PROBLEM REQUIREMENTS: Find the lines of data that contain the string "CORRELATION", then list them.
---*---
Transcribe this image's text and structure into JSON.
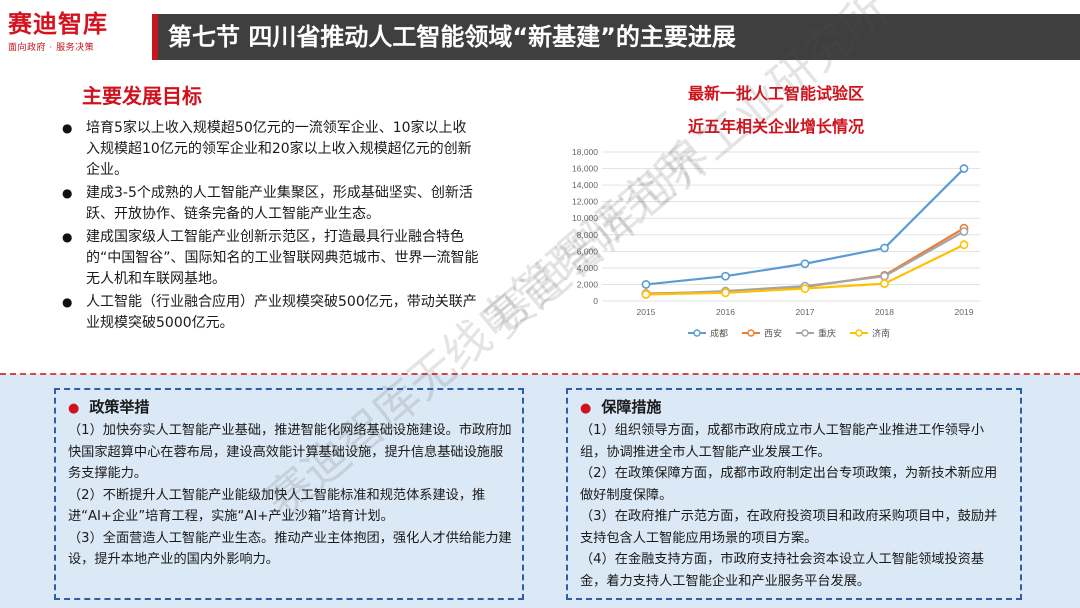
{
  "header": {
    "logo_main": "赛迪智库",
    "logo_sub": "面向政府 · 服务决策",
    "title": "第七节 四川省推动人工智能领域“新基建”的主要进展",
    "accent_color": "#c8161e"
  },
  "goals": {
    "title": "主要发展目标",
    "items": [
      "培育5家以上收入规模超50亿元的一流领军企业、10家以上收入规模超10亿元的领军企业和20家以上收入规模超亿元的创新企业。",
      "建成3-5个成熟的人工智能产业集聚区，形成基础坚实、创新活跃、开放协作、链条完备的人工智能产业生态。",
      "建成国家级人工智能产业创新示范区，打造最具行业融合特色的“中国智谷”、国际知名的工业智联网典范城市、世界一流智能无人机和车联网基地。",
      "人工智能（行业融合应用）产业规模突破500亿元，带动关联产业规模突破5000亿元。"
    ]
  },
  "chart": {
    "title_line1": "最新一批人工智能试验区",
    "title_line2": "近五年相关企业增长情况"
  },
  "chart_data": {
    "type": "line",
    "title": "最新一批人工智能试验区 近五年相关企业增长情况",
    "x": [
      "2015",
      "2016",
      "2017",
      "2018",
      "2019"
    ],
    "y_ticks": [
      "0",
      "2,000",
      "4,000",
      "6,000",
      "8,000",
      "10,000",
      "12,000",
      "14,000",
      "16,000",
      "18,000"
    ],
    "ylim": [
      0,
      18000
    ],
    "grid": true,
    "legend_position": "bottom",
    "series": [
      {
        "name": "成都",
        "color": "#5b9bd5",
        "values": [
          2000,
          3000,
          4500,
          6400,
          16000
        ]
      },
      {
        "name": "西安",
        "color": "#ed7d31",
        "values": [
          900,
          1100,
          1700,
          3100,
          8800
        ]
      },
      {
        "name": "重庆",
        "color": "#a5a5a5",
        "values": [
          800,
          1200,
          1800,
          3000,
          8400
        ]
      },
      {
        "name": "济南",
        "color": "#ffc000",
        "values": [
          800,
          1000,
          1500,
          2100,
          6800
        ]
      }
    ]
  },
  "policy": {
    "title": "政策举措",
    "paragraphs": [
      "（1）加快夯实人工智能产业基础，推进智能化网络基础设施建设。市政府加快国家超算中心在蓉布局，建设高效能计算基础设施，提升信息基础设施服务支撑能力。",
      "（2）不断提升人工智能产业能级加快人工智能标准和规范体系建设，推进“AI+企业”培育工程，实施“AI+产业沙箱”培育计划。",
      "（3）全面营造人工智能产业生态。推动产业主体抱团，强化人才供给能力建设，提升本地产业的国内外影响力。"
    ]
  },
  "guarantee": {
    "title": "保障措施",
    "paragraphs": [
      "（1）组织领导方面，成都市政府成立市人工智能产业推进工作领导小组，协调推进全市人工智能产业发展工作。",
      "（2）在政策保障方面，成都市政府制定出台专项政策，为新技术新应用做好制度保障。",
      "（3）在政府推广示范方面，在政府投资项目和政府采购项目中，鼓励并支持包含人工智能应用场景的项目方案。",
      "（4）在金融支持方面，市政府支持社会资本设立人工智能领域投资基金，着力支持人工智能企业和产业服务平台发展。"
    ]
  },
  "watermarks": [
    "赛迪智库世界工业研究所",
    "赛迪智库无线电管理研究所"
  ]
}
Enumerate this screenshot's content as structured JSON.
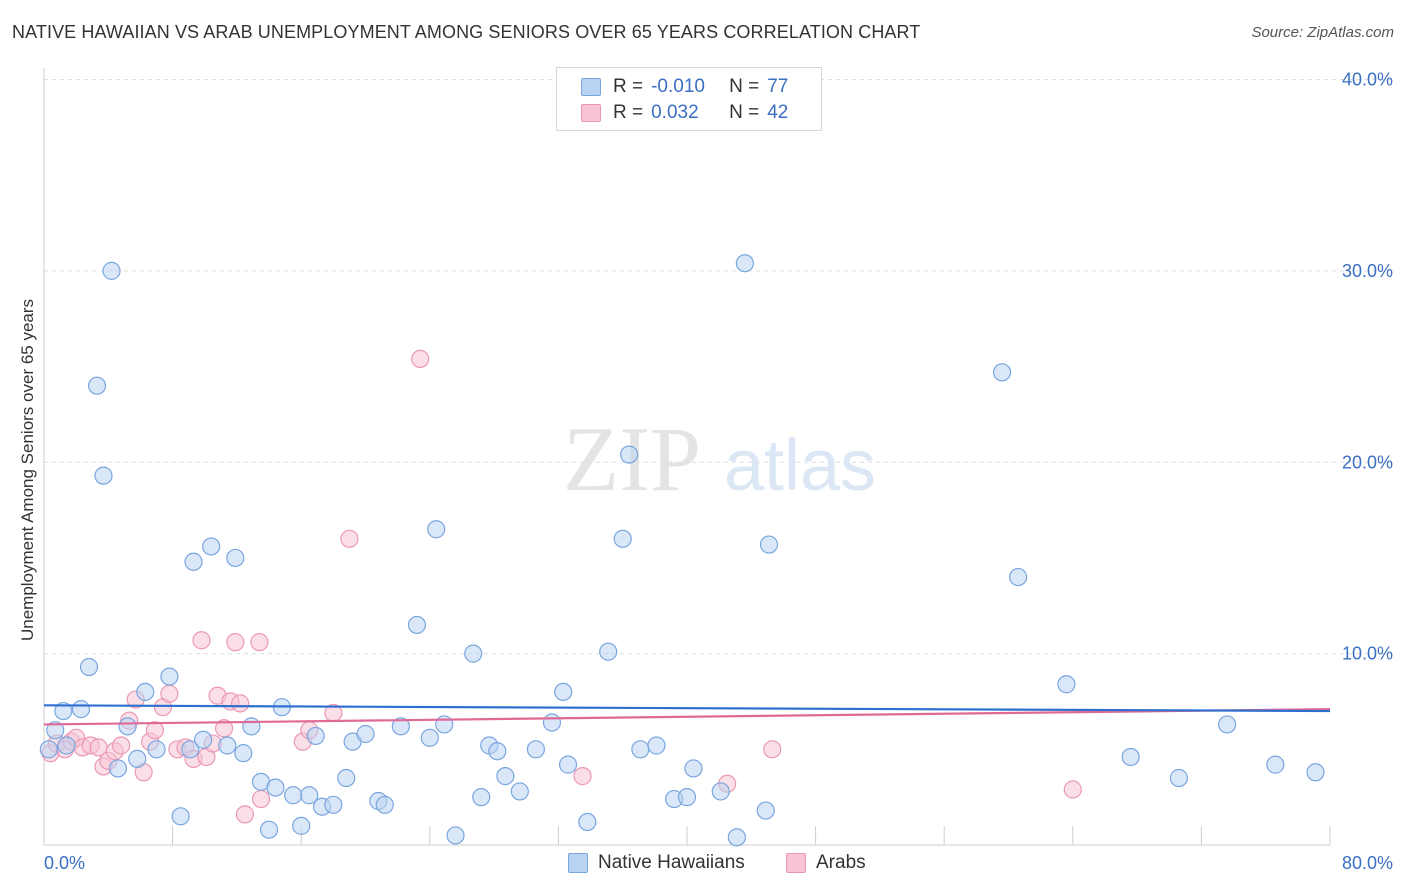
{
  "title": "NATIVE HAWAIIAN VS ARAB UNEMPLOYMENT AMONG SENIORS OVER 65 YEARS CORRELATION CHART",
  "source": "Source: ZipAtlas.com",
  "watermark": {
    "zip": "ZIP",
    "atlas": "atlas"
  },
  "colors": {
    "hawaiian_fill": "#b9d3f3",
    "hawaiian_stroke": "#7aa6e0",
    "hawaiian_line": "#2f6fd0",
    "arab_fill": "#f7c4d4",
    "arab_stroke": "#ec98b4",
    "arab_line": "#e06a97",
    "axis_text": "#3a6fc4",
    "grid": "#dddddd"
  },
  "legend": {
    "rows": [
      {
        "r_label": "R =",
        "r_value": "-0.010",
        "n_label": "N =",
        "n_value": "77"
      },
      {
        "r_label": "R =",
        "r_value": "0.032",
        "n_label": "N =",
        "n_value": "42"
      }
    ]
  },
  "chart_data": {
    "type": "scatter",
    "title": "NATIVE HAWAIIAN VS ARAB UNEMPLOYMENT AMONG SENIORS OVER 65 YEARS CORRELATION CHART",
    "xlabel": "",
    "ylabel": "Unemployment Among Seniors over 65 years",
    "xlim": [
      0,
      80
    ],
    "ylim": [
      0,
      40
    ],
    "x_tick_labels": [
      "0.0%",
      "80.0%"
    ],
    "y_ticks": [
      10,
      20,
      30,
      40
    ],
    "y_tick_labels": [
      "10.0%",
      "20.0%",
      "30.0%",
      "40.0%"
    ],
    "grid": true,
    "legend_position": "bottom",
    "series": [
      {
        "name": "Native Hawaiians",
        "trend": [
          [
            0,
            7.3
          ],
          [
            80,
            7.0
          ]
        ],
        "points": [
          [
            0.3,
            5.0
          ],
          [
            0.7,
            6.0
          ],
          [
            1.2,
            7.0
          ],
          [
            1.4,
            5.2
          ],
          [
            2.3,
            7.1
          ],
          [
            2.8,
            9.3
          ],
          [
            3.3,
            24.0
          ],
          [
            3.7,
            19.3
          ],
          [
            4.2,
            30.0
          ],
          [
            4.6,
            4.0
          ],
          [
            5.2,
            6.2
          ],
          [
            5.8,
            4.5
          ],
          [
            6.3,
            8.0
          ],
          [
            7.0,
            5.0
          ],
          [
            7.8,
            8.8
          ],
          [
            8.5,
            1.5
          ],
          [
            9.1,
            5.0
          ],
          [
            9.3,
            14.8
          ],
          [
            9.9,
            5.5
          ],
          [
            10.4,
            15.6
          ],
          [
            11.4,
            5.2
          ],
          [
            11.9,
            15.0
          ],
          [
            12.4,
            4.8
          ],
          [
            12.9,
            6.2
          ],
          [
            13.5,
            3.3
          ],
          [
            14.0,
            0.8
          ],
          [
            14.4,
            3.0
          ],
          [
            14.8,
            7.2
          ],
          [
            15.5,
            2.6
          ],
          [
            16.0,
            1.0
          ],
          [
            16.5,
            2.6
          ],
          [
            16.9,
            5.7
          ],
          [
            17.3,
            2.0
          ],
          [
            18.0,
            2.1
          ],
          [
            18.8,
            3.5
          ],
          [
            19.2,
            5.4
          ],
          [
            20.0,
            5.8
          ],
          [
            20.8,
            2.3
          ],
          [
            21.2,
            2.1
          ],
          [
            22.2,
            6.2
          ],
          [
            23.2,
            11.5
          ],
          [
            24.0,
            5.6
          ],
          [
            24.4,
            16.5
          ],
          [
            24.9,
            6.3
          ],
          [
            25.6,
            0.5
          ],
          [
            26.7,
            10.0
          ],
          [
            27.2,
            2.5
          ],
          [
            27.7,
            5.2
          ],
          [
            28.2,
            4.9
          ],
          [
            28.7,
            3.6
          ],
          [
            29.6,
            2.8
          ],
          [
            30.6,
            5.0
          ],
          [
            31.6,
            6.4
          ],
          [
            32.3,
            8.0
          ],
          [
            32.6,
            4.2
          ],
          [
            33.8,
            1.2
          ],
          [
            35.1,
            10.1
          ],
          [
            36.0,
            16.0
          ],
          [
            36.4,
            20.4
          ],
          [
            37.1,
            5.0
          ],
          [
            38.1,
            5.2
          ],
          [
            39.2,
            2.4
          ],
          [
            40.0,
            2.5
          ],
          [
            40.4,
            4.0
          ],
          [
            42.1,
            2.8
          ],
          [
            43.1,
            0.4
          ],
          [
            43.6,
            30.4
          ],
          [
            44.9,
            1.8
          ],
          [
            45.1,
            15.7
          ],
          [
            59.6,
            24.7
          ],
          [
            60.6,
            14.0
          ],
          [
            63.6,
            8.4
          ],
          [
            67.6,
            4.6
          ],
          [
            70.6,
            3.5
          ],
          [
            73.6,
            6.3
          ],
          [
            76.6,
            4.2
          ],
          [
            79.1,
            3.8
          ]
        ]
      },
      {
        "name": "Arabs",
        "trend": [
          [
            0,
            6.3
          ],
          [
            80,
            7.1
          ]
        ],
        "points": [
          [
            0.4,
            4.8
          ],
          [
            0.8,
            5.3
          ],
          [
            1.3,
            5.0
          ],
          [
            1.7,
            5.4
          ],
          [
            2.0,
            5.6
          ],
          [
            2.4,
            5.1
          ],
          [
            2.9,
            5.2
          ],
          [
            3.4,
            5.1
          ],
          [
            3.7,
            4.1
          ],
          [
            4.0,
            4.4
          ],
          [
            4.4,
            4.9
          ],
          [
            4.8,
            5.2
          ],
          [
            5.3,
            6.5
          ],
          [
            5.7,
            7.6
          ],
          [
            6.2,
            3.8
          ],
          [
            6.6,
            5.4
          ],
          [
            6.9,
            6.0
          ],
          [
            7.4,
            7.2
          ],
          [
            7.8,
            7.9
          ],
          [
            8.3,
            5.0
          ],
          [
            8.8,
            5.1
          ],
          [
            9.3,
            4.5
          ],
          [
            9.8,
            10.7
          ],
          [
            10.1,
            4.6
          ],
          [
            10.5,
            5.3
          ],
          [
            10.8,
            7.8
          ],
          [
            11.2,
            6.1
          ],
          [
            11.6,
            7.5
          ],
          [
            11.9,
            10.6
          ],
          [
            12.2,
            7.4
          ],
          [
            12.5,
            1.6
          ],
          [
            13.4,
            10.6
          ],
          [
            13.5,
            2.4
          ],
          [
            16.1,
            5.4
          ],
          [
            16.5,
            6.0
          ],
          [
            18.0,
            6.9
          ],
          [
            19.0,
            16.0
          ],
          [
            23.4,
            25.4
          ],
          [
            33.5,
            3.6
          ],
          [
            42.5,
            3.2
          ],
          [
            45.3,
            5.0
          ],
          [
            64.0,
            2.9
          ]
        ]
      }
    ]
  }
}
---*---
FINISHED EXERCISE:
  "title": "NATIVE HAWAIIAN VS ARAB UNEMPLOYMENT AMONG SENIORS OVER 65 YEARS CORRELATION CHART",
    "title": "NATIVE HAWAIIAN VS ARAB UNEMPLOYMENT AMONG SENIORS OVER 65 YEARS CORRELATION CHART",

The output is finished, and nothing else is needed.